▶ **Task**: Nothing but the lines from the one containing "Give me a plain-text" through the last line of the records below should be copied, exactly and without pictures.
___
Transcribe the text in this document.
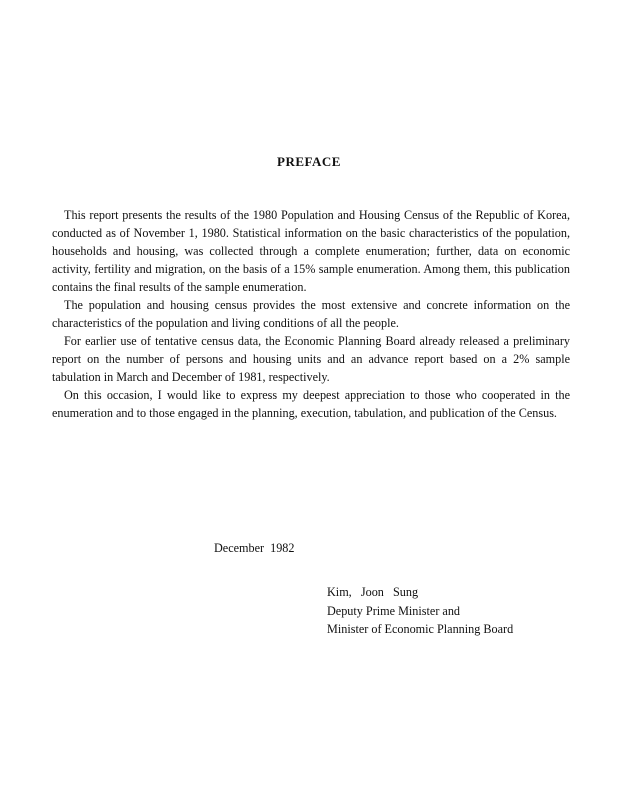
PREFACE

This report presents the results of the 1980 Population and Housing Census of the Republic of Korea, conducted as of November 1, 1980. Statistical information on the basic characteristics of the population, households and housing, was collected through a complete enumeration; further, data on economic activity, fertility and migration, on the basis of a 15% sample enumeration. Among them, this publication contains the final results of the sample enumeration.

The population and housing census provides the most extensive and concrete information on the characteristics of the population and living conditions of all the people.

For earlier use of tentative census data, the Economic Planning Board already released a preliminary report on the number of persons and housing units and an advance report based on a 2% sample tabulation in March and December of 1981, respectively.

On this occasion, I would like to express my deepest appreciation to those who cooperated in the enumeration and to those engaged in the planning, execution, tabulation, and publication of the Census.

December 1982
Kim,   Joon   Sung
Deputy Prime Minister and
Minister of Economic Planning Board
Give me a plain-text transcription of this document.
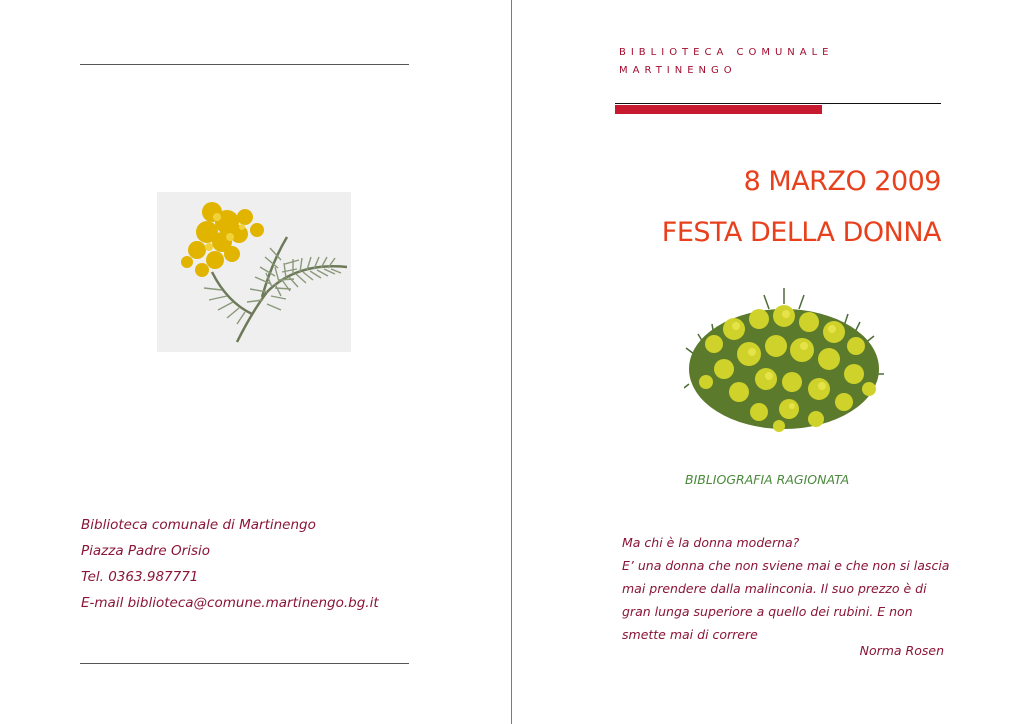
Biblioteca comunale di Martinengo
Piazza Padre Orisio
Tel. 0363.987771
E-mail biblioteca@comune.martinengo.bg.it
BIBLIOTECA COMUNALE
MARTINENGO
8 MARZO 2009
FESTA DELLA DONNA
BIBLIOGRAFIA RAGIONATA
Ma chi è la donna moderna?
E’ una donna che non sviene mai e che non si lascia
mai prendere dalla malinconia. Il suo prezzo è di
gran lunga superiore a quello dei rubini. E non
smette mai di correre
Norma Rosen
___
▶ **Answer in full**:
Give me a plain-text transcription of this document.
Biblioteca comunale di Martinengo
Piazza Padre Orisio
Tel. 0363.987771
E-mail biblioteca@comune.martinengo.bg.it
BIBLIOTECA COMUNALE
MARTINENGO
8 MARZO 2009
FESTA DELLA DONNA
BIBLIOGRAFIA RAGIONATA
Ma chi è la donna moderna?
E’ una donna che non sviene mai e che non si lascia
mai prendere dalla malinconia. Il suo prezzo è di
gran lunga superiore a quello dei rubini. E non
smette mai di correre
Norma Rosen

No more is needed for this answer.